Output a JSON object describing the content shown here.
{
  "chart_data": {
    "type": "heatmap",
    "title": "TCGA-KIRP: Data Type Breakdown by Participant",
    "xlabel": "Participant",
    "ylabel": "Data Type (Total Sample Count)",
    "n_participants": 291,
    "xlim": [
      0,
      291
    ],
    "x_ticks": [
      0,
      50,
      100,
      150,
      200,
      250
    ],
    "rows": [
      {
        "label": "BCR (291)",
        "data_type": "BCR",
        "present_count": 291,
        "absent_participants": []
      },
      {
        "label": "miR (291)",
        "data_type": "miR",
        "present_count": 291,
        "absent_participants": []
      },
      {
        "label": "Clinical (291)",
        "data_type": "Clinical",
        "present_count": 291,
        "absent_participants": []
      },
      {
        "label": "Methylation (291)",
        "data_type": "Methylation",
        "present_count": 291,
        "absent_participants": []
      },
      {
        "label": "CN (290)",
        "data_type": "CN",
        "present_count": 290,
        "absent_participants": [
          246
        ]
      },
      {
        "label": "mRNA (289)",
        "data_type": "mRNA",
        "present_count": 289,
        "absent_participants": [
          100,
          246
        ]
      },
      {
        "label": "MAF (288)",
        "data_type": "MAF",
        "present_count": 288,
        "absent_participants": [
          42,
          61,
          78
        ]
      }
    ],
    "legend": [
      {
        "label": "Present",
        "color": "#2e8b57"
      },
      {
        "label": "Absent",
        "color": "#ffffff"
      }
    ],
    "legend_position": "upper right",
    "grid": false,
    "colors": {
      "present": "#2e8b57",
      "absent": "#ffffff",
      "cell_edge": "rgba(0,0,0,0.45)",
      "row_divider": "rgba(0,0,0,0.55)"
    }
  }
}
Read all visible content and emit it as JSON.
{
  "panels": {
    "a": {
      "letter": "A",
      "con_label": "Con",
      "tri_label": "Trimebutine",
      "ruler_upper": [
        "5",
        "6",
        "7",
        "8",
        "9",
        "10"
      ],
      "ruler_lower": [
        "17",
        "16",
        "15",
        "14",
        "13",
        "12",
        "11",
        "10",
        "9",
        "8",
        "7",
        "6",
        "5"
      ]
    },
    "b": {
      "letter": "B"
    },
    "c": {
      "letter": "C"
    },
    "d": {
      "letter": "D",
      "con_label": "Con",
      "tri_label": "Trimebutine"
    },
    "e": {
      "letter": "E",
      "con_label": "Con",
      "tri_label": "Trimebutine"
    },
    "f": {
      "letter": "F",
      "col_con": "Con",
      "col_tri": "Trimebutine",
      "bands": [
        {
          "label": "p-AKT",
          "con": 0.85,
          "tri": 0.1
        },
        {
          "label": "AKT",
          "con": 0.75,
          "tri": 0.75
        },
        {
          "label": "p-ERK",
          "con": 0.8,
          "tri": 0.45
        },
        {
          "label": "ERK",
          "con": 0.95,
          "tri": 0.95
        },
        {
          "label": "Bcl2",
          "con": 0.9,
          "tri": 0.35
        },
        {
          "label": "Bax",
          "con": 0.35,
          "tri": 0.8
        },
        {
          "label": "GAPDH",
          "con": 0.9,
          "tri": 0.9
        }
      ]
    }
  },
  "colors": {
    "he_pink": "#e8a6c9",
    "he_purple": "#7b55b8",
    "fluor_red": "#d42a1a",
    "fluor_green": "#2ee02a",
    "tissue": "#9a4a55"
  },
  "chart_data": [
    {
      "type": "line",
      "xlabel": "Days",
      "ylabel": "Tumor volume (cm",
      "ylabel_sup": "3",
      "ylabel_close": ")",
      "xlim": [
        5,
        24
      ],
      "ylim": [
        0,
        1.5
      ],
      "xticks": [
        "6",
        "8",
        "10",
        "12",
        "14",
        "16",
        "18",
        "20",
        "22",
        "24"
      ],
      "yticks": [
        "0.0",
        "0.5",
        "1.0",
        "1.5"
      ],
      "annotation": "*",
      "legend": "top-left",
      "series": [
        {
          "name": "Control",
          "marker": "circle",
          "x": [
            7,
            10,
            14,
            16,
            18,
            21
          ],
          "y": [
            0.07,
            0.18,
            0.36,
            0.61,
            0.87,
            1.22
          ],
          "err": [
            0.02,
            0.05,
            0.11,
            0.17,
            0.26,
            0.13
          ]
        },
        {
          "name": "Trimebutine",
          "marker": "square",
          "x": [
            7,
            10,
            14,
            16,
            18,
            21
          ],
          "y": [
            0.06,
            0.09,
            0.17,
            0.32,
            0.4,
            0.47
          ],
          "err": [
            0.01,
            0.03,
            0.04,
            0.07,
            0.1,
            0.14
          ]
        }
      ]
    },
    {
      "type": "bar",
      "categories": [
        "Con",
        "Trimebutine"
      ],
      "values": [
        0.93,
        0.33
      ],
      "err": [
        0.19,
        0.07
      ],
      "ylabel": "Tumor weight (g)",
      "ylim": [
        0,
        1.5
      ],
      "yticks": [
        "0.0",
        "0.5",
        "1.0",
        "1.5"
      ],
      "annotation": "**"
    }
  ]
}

**TASK TO COMPLETE:**
Each record above should be returned exactly as it appears.

**SOLUTION FOR THIS EXERCISE:**
Output a JSON object describing the content shown here.
{
  "chart_data": {
    "type": "heatmap",
    "title": "TCGA-KIRP: Data Type Breakdown by Participant",
    "xlabel": "Participant",
    "ylabel": "Data Type (Total Sample Count)",
    "n_participants": 291,
    "xlim": [
      0,
      291
    ],
    "x_ticks": [
      0,
      50,
      100,
      150,
      200,
      250
    ],
    "rows": [
      {
        "label": "BCR (291)",
        "data_type": "BCR",
        "present_count": 291,
        "absent_participants": []
      },
      {
        "label": "miR (291)",
        "data_type": "miR",
        "present_count": 291,
        "absent_participants": []
      },
      {
        "label": "Clinical (291)",
        "data_type": "Clinical",
        "present_count": 291,
        "absent_participants": []
      },
      {
        "label": "Methylation (291)",
        "data_type": "Methylation",
        "present_count": 291,
        "absent_participants": []
      },
      {
        "label": "CN (290)",
        "data_type": "CN",
        "present_count": 290,
        "absent_participants": [
          246
        ]
      },
      {
        "label": "mRNA (289)",
        "data_type": "mRNA",
        "present_count": 289,
        "absent_participants": [
          100,
          246
        ]
      },
      {
        "label": "MAF (288)",
        "data_type": "MAF",
        "present_count": 288,
        "absent_participants": [
          42,
          61,
          78
        ]
      }
    ],
    "legend": [
      {
        "label": "Present",
        "color": "#2e8b57"
      },
      {
        "label": "Absent",
        "color": "#ffffff"
      }
    ],
    "legend_position": "upper right",
    "grid": false,
    "colors": {
      "present": "#2e8b57",
      "absent": "#ffffff",
      "cell_edge": "rgba(0,0,0,0.45)",
      "row_divider": "rgba(0,0,0,0.55)"
    }
  }
}
Read all visible content and emit it as JSON.
{
  "panels": {
    "a": {
      "letter": "A",
      "con_label": "Con",
      "tri_label": "Trimebutine",
      "ruler_upper": [
        "5",
        "6",
        "7",
        "8",
        "9",
        "10"
      ],
      "ruler_lower": [
        "17",
        "16",
        "15",
        "14",
        "13",
        "12",
        "11",
        "10",
        "9",
        "8",
        "7",
        "6",
        "5"
      ]
    },
    "b": {
      "letter": "B"
    },
    "c": {
      "letter": "C"
    },
    "d": {
      "letter": "D",
      "con_label": "Con",
      "tri_label": "Trimebutine"
    },
    "e": {
      "letter": "E",
      "con_label": "Con",
      "tri_label": "Trimebutine"
    },
    "f": {
      "letter": "F",
      "col_con": "Con",
      "col_tri": "Trimebutine",
      "bands": [
        {
          "label": "p-AKT",
          "con": 0.85,
          "tri": 0.1
        },
        {
          "label": "AKT",
          "con": 0.75,
          "tri": 0.75
        },
        {
          "label": "p-ERK",
          "con": 0.8,
          "tri": 0.45
        },
        {
          "label": "ERK",
          "con": 0.95,
          "tri": 0.95
        },
        {
          "label": "Bcl2",
          "con": 0.9,
          "tri": 0.35
        },
        {
          "label": "Bax",
          "con": 0.35,
          "tri": 0.8
        },
        {
          "label": "GAPDH",
          "con": 0.9,
          "tri": 0.9
        }
      ]
    }
  },
  "colors": {
    "he_pink": "#e8a6c9",
    "he_purple": "#7b55b8",
    "fluor_red": "#d42a1a",
    "fluor_green": "#2ee02a",
    "tissue": "#9a4a55"
  },
  "chart_data": [
    {
      "type": "line",
      "xlabel": "Days",
      "ylabel": "Tumor volume (cm",
      "ylabel_sup": "3",
      "ylabel_close": ")",
      "xlim": [
        5,
        24
      ],
      "ylim": [
        0,
        1.5
      ],
      "xticks": [
        "6",
        "8",
        "10",
        "12",
        "14",
        "16",
        "18",
        "20",
        "22",
        "24"
      ],
      "yticks": [
        "0.0",
        "0.5",
        "1.0",
        "1.5"
      ],
      "annotation": "*",
      "legend": "top-left",
      "series": [
        {
          "name": "Control",
          "marker": "circle",
          "x": [
            7,
            10,
            14,
            16,
            18,
            21
          ],
          "y": [
            0.07,
            0.18,
            0.36,
            0.61,
            0.87,
            1.22
          ],
          "err": [
            0.02,
            0.05,
            0.11,
            0.17,
            0.26,
            0.13
          ]
        },
        {
          "name": "Trimebutine",
          "marker": "square",
          "x": [
            7,
            10,
            14,
            16,
            18,
            21
          ],
          "y": [
            0.06,
            0.09,
            0.17,
            0.32,
            0.4,
            0.47
          ],
          "err": [
            0.01,
            0.03,
            0.04,
            0.07,
            0.1,
            0.14
          ]
        }
      ]
    },
    {
      "type": "bar",
      "categories": [
        "Con",
        "Trimebutine"
      ],
      "values": [
        0.93,
        0.33
      ],
      "err": [
        0.19,
        0.07
      ],
      "ylabel": "Tumor weight (g)",
      "ylim": [
        0,
        1.5
      ],
      "yticks": [
        "0.0",
        "0.5",
        "1.0",
        "1.5"
      ],
      "annotation": "**"
    }
  ]
}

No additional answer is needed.